Gather every line below where "Horizontal" appears.

[Start of MATERIAL SUPPLIED]

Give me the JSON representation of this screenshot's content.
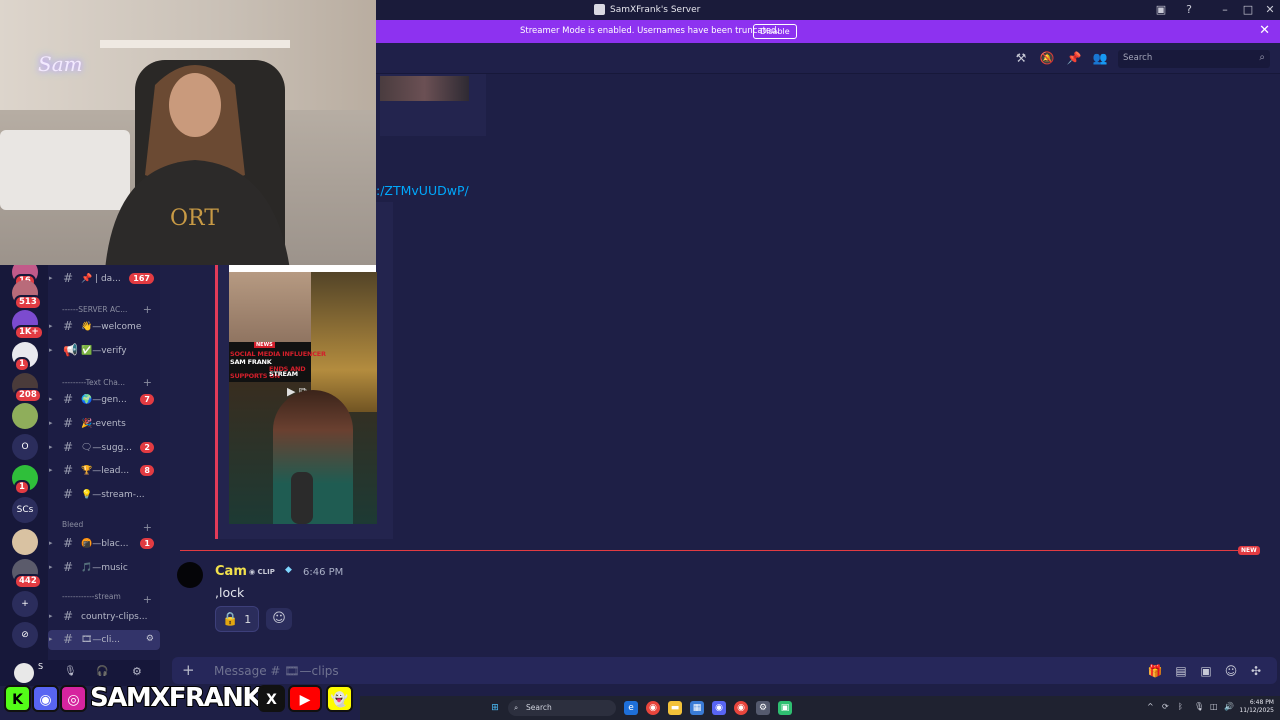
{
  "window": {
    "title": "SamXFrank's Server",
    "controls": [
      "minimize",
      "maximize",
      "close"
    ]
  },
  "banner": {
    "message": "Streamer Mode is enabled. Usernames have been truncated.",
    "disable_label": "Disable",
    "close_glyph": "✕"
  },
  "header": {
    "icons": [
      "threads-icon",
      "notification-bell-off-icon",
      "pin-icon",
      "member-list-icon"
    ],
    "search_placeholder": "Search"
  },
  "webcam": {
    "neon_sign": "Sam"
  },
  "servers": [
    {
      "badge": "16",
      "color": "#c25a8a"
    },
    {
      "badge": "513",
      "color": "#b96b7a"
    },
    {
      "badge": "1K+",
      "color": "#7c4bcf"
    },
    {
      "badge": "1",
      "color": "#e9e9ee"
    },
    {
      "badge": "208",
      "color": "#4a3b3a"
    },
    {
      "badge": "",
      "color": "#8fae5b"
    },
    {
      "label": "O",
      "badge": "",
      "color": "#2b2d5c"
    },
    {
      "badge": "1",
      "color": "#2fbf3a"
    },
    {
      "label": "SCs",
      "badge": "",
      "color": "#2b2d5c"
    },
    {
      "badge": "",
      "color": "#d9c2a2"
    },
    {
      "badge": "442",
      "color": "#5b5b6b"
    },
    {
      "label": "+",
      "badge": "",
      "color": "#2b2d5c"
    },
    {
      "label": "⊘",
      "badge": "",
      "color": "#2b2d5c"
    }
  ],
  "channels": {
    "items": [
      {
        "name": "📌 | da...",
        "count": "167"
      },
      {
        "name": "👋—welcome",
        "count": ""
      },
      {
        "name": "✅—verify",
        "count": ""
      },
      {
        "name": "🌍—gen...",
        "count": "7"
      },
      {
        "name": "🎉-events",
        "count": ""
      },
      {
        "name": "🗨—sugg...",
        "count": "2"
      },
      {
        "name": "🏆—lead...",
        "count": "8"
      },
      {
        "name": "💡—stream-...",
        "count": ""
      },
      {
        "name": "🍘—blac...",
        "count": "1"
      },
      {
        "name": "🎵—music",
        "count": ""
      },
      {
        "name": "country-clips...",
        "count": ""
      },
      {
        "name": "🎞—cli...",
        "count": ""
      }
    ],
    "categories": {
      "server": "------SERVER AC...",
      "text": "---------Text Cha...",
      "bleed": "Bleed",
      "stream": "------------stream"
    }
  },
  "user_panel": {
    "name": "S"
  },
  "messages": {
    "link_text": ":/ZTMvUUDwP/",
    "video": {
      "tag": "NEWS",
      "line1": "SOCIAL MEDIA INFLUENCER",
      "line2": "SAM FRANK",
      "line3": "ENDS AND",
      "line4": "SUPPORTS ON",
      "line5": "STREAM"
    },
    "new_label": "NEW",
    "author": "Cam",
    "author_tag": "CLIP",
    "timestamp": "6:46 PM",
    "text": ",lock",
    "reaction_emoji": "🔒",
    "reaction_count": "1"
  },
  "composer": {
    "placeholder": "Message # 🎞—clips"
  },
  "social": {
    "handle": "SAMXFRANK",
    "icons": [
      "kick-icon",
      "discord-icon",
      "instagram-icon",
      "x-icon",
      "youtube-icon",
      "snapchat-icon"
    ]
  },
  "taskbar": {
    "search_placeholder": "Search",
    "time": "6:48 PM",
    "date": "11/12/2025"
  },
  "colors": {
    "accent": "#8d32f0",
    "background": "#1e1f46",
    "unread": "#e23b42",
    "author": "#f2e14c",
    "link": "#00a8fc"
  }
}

[End of MATERIAL SUPPLIED]
[Start of MATERIAL SUPPLIED]

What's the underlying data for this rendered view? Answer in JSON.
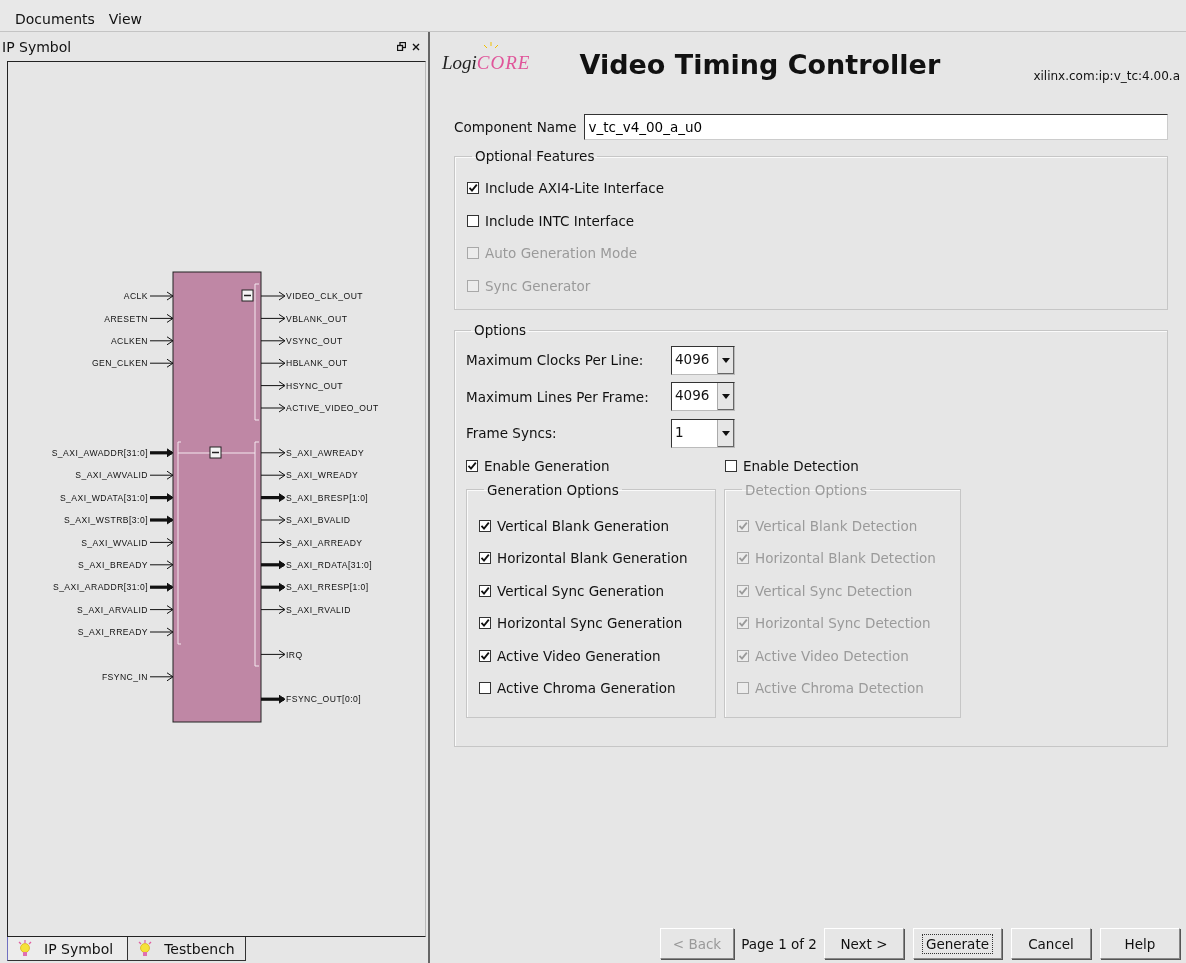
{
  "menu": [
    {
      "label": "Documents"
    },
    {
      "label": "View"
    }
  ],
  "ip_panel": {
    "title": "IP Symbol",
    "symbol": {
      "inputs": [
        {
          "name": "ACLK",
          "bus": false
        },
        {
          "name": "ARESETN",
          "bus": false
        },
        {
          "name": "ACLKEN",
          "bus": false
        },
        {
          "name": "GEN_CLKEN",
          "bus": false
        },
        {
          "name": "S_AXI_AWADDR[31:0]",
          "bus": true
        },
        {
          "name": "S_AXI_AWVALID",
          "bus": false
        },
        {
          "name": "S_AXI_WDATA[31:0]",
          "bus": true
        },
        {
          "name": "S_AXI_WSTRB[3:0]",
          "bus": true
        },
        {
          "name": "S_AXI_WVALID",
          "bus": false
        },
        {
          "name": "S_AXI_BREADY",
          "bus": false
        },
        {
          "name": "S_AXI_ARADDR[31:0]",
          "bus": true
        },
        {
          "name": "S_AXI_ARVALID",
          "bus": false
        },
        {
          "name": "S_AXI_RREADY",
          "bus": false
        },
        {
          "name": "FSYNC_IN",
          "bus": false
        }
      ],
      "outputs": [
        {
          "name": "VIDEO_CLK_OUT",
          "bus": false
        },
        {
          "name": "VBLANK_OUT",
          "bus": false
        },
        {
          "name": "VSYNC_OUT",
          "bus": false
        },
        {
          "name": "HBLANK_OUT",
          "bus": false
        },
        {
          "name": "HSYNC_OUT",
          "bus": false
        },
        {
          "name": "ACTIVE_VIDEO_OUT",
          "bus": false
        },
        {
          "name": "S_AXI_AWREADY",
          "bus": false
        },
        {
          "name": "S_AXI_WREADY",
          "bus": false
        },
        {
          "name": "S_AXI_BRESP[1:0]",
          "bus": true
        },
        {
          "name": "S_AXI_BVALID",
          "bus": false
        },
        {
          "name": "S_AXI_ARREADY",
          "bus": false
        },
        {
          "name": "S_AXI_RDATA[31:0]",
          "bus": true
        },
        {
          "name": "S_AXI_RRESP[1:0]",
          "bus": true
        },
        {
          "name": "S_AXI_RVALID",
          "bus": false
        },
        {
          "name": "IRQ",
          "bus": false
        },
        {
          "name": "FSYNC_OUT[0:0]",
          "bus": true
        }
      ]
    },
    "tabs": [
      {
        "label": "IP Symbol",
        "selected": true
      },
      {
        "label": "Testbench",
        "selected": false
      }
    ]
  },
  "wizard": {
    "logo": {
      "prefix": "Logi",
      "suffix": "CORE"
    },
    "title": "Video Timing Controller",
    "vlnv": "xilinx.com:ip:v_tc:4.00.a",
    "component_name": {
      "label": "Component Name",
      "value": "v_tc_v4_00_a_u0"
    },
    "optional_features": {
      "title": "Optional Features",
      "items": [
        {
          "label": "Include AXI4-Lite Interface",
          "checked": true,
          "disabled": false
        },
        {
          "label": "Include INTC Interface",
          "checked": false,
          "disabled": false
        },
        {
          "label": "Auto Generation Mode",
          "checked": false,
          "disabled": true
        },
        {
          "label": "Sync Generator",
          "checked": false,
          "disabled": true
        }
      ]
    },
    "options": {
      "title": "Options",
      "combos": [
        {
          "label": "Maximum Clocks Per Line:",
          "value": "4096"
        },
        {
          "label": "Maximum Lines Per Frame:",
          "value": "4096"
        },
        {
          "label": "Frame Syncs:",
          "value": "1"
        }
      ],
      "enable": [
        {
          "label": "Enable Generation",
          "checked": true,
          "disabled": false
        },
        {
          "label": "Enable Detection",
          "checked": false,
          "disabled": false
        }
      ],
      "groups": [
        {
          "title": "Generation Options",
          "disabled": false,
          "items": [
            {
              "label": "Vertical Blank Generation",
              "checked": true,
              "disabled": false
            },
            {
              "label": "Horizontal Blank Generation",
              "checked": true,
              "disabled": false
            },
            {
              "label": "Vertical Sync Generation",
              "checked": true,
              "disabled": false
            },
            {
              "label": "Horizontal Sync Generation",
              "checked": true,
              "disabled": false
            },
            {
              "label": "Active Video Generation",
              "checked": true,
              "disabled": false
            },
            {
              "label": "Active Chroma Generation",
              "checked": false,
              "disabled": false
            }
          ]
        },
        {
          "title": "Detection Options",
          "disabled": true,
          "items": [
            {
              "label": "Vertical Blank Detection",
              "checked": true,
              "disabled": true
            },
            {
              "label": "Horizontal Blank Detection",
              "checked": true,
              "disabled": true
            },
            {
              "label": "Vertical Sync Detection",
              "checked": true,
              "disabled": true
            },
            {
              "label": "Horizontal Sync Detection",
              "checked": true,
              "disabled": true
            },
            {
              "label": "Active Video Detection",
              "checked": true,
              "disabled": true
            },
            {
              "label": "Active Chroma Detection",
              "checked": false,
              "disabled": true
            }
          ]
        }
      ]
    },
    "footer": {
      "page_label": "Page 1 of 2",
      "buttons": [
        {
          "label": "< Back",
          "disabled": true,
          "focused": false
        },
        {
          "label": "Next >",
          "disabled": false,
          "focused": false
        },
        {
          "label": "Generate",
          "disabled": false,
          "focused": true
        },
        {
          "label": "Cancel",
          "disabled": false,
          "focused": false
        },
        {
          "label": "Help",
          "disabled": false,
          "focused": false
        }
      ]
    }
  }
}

[End of MATERIAL SUPPLIED]

OUTPUT FOR THIS EXERCISE:
              "label": "Horizontal Blank Generation",
              "label": "Horizontal Sync Generation",
              "label": "Horizontal Blank Detection",
              "label": "Horizontal Sync Detection",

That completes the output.